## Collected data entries
• • •

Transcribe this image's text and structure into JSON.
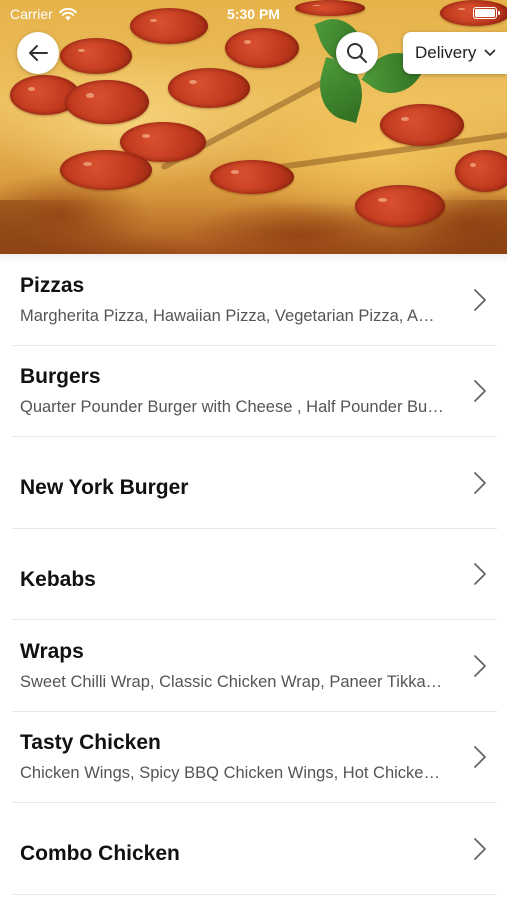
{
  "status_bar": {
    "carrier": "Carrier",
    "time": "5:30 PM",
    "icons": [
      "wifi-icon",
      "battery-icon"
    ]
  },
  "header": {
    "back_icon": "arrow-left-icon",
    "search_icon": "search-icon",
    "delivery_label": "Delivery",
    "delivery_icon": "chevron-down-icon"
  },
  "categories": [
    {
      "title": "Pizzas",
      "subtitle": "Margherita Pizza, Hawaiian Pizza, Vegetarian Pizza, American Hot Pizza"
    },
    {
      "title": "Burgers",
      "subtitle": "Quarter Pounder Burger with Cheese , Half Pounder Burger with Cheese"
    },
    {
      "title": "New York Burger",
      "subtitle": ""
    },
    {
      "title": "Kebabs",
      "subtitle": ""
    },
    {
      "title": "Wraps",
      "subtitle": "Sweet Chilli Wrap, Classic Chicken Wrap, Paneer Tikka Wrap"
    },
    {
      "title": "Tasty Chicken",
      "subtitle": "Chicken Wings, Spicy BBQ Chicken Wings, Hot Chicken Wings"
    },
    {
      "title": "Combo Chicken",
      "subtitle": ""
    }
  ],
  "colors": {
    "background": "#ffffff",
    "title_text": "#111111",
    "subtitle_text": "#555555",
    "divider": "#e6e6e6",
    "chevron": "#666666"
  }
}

• • •

## WHAT YOU HAVE TO DO
Leave out the pictures and give the listing above again exactly.

## ANSWER BELOW
Transcribe this image's text and structure into JSON.
{
  "status_bar": {
    "carrier": "Carrier",
    "time": "5:30 PM",
    "icons": [
      "wifi-icon",
      "battery-icon"
    ]
  },
  "header": {
    "back_icon": "arrow-left-icon",
    "search_icon": "search-icon",
    "delivery_label": "Delivery",
    "delivery_icon": "chevron-down-icon"
  },
  "categories": [
    {
      "title": "Pizzas",
      "subtitle": "Margherita Pizza, Hawaiian Pizza, Vegetarian Pizza, American Hot Pizza"
    },
    {
      "title": "Burgers",
      "subtitle": "Quarter Pounder Burger with Cheese , Half Pounder Burger with Cheese"
    },
    {
      "title": "New York Burger",
      "subtitle": ""
    },
    {
      "title": "Kebabs",
      "subtitle": ""
    },
    {
      "title": "Wraps",
      "subtitle": "Sweet Chilli Wrap, Classic Chicken Wrap, Paneer Tikka Wrap"
    },
    {
      "title": "Tasty Chicken",
      "subtitle": "Chicken Wings, Spicy BBQ Chicken Wings, Hot Chicken Wings"
    },
    {
      "title": "Combo Chicken",
      "subtitle": ""
    }
  ],
  "colors": {
    "background": "#ffffff",
    "title_text": "#111111",
    "subtitle_text": "#555555",
    "divider": "#e6e6e6",
    "chevron": "#666666"
  }
}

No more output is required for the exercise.